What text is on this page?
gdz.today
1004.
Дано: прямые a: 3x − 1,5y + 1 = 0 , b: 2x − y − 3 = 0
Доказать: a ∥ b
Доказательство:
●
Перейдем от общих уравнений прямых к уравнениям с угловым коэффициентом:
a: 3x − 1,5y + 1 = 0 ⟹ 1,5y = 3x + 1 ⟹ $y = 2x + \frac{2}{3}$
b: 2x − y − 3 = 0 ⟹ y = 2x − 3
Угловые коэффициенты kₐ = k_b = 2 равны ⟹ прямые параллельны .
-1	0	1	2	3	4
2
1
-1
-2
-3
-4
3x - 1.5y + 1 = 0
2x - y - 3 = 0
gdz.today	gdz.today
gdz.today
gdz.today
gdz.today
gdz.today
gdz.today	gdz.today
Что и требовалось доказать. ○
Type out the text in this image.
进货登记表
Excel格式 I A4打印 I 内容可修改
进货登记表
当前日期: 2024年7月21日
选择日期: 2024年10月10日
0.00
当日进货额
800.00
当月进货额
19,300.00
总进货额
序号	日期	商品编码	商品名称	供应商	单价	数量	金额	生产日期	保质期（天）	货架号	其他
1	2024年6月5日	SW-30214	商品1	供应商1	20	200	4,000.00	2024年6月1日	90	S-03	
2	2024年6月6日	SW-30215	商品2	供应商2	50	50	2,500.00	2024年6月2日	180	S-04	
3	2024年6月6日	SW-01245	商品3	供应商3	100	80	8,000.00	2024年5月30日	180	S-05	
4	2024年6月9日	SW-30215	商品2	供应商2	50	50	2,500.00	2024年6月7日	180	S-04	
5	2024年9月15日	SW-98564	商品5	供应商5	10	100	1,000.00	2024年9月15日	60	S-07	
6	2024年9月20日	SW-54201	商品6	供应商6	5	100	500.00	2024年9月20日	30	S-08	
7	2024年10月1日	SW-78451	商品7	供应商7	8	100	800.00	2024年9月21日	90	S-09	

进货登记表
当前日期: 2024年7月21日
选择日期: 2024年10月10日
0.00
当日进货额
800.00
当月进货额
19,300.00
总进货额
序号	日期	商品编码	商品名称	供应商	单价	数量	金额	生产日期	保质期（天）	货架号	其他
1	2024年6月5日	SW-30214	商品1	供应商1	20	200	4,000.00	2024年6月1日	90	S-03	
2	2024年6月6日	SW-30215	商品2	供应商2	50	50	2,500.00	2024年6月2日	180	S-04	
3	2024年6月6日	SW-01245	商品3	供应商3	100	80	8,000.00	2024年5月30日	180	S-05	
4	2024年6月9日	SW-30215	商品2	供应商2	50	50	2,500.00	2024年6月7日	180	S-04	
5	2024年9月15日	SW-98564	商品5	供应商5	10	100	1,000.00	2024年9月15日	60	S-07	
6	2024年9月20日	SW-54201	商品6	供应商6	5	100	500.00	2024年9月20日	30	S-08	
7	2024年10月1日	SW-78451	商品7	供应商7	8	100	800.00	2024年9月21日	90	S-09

---*---

**REQUIRED WORK**
All of the entries above should be written out again exactly.

**ANSWER TO THIS EXERCISE**
What text is on this page?
gdz.today
1004.
Дано: прямые a: 3x − 1,5y + 1 = 0 , b: 2x − y − 3 = 0
Доказать: a ∥ b
Доказательство:
●
Перейдем от общих уравнений прямых к уравнениям с угловым коэффициентом:
a: 3x − 1,5y + 1 = 0 ⟹ 1,5y = 3x + 1 ⟹ $y = 2x + \frac{2}{3}$
b: 2x − y − 3 = 0 ⟹ y = 2x − 3
Угловые коэффициенты kₐ = k_b = 2 равны ⟹ прямые параллельны .
-1	0	1	2	3	4
2
1
-1
-2
-3
-4
3x - 1.5y + 1 = 0
2x - y - 3 = 0
gdz.today	gdz.today
gdz.today
gdz.today
gdz.today
gdz.today
gdz.today	gdz.today
Что и требовалось доказать. ○
Type out the text in this image.
进货登记表
Excel格式 I A4打印 I 内容可修改
进货登记表
当前日期: 2024年7月21日
选择日期: 2024年10月10日
0.00
当日进货额
800.00
当月进货额
19,300.00
总进货额
序号	日期	商品编码	商品名称	供应商	单价	数量	金额	生产日期	保质期（天）	货架号	其他
1	2024年6月5日	SW-30214	商品1	供应商1	20	200	4,000.00	2024年6月1日	90	S-03	
2	2024年6月6日	SW-30215	商品2	供应商2	50	50	2,500.00	2024年6月2日	180	S-04	
3	2024年6月6日	SW-01245	商品3	供应商3	100	80	8,000.00	2024年5月30日	180	S-05	
4	2024年6月9日	SW-30215	商品2	供应商2	50	50	2,500.00	2024年6月7日	180	S-04	
5	2024年9月15日	SW-98564	商品5	供应商5	10	100	1,000.00	2024年9月15日	60	S-07	
6	2024年9月20日	SW-54201	商品6	供应商6	5	100	500.00	2024年9月20日	30	S-08	
7	2024年10月1日	SW-78451	商品7	供应商7	8	100	800.00	2024年9月21日	90	S-09	

进货登记表
当前日期: 2024年7月21日
选择日期: 2024年10月10日
0.00
当日进货额
800.00
当月进货额
19,300.00
总进货额
序号	日期	商品编码	商品名称	供应商	单价	数量	金额	生产日期	保质期（天）	货架号	其他
1	2024年6月5日	SW-30214	商品1	供应商1	20	200	4,000.00	2024年6月1日	90	S-03	
2	2024年6月6日	SW-30215	商品2	供应商2	50	50	2,500.00	2024年6月2日	180	S-04	
3	2024年6月6日	SW-01245	商品3	供应商3	100	80	8,000.00	2024年5月30日	180	S-05	
4	2024年6月9日	SW-30215	商品2	供应商2	50	50	2,500.00	2024年6月7日	180	S-04	
5	2024年9月15日	SW-98564	商品5	供应商5	10	100	1,000.00	2024年9月15日	60	S-07	
6	2024年9月20日	SW-54201	商品6	供应商6	5	100	500.00	2024年9月20日	30	S-08	
7	2024年10月1日	SW-78451	商品7	供应商7	8	100	800.00	2024年9月21日	90	S-09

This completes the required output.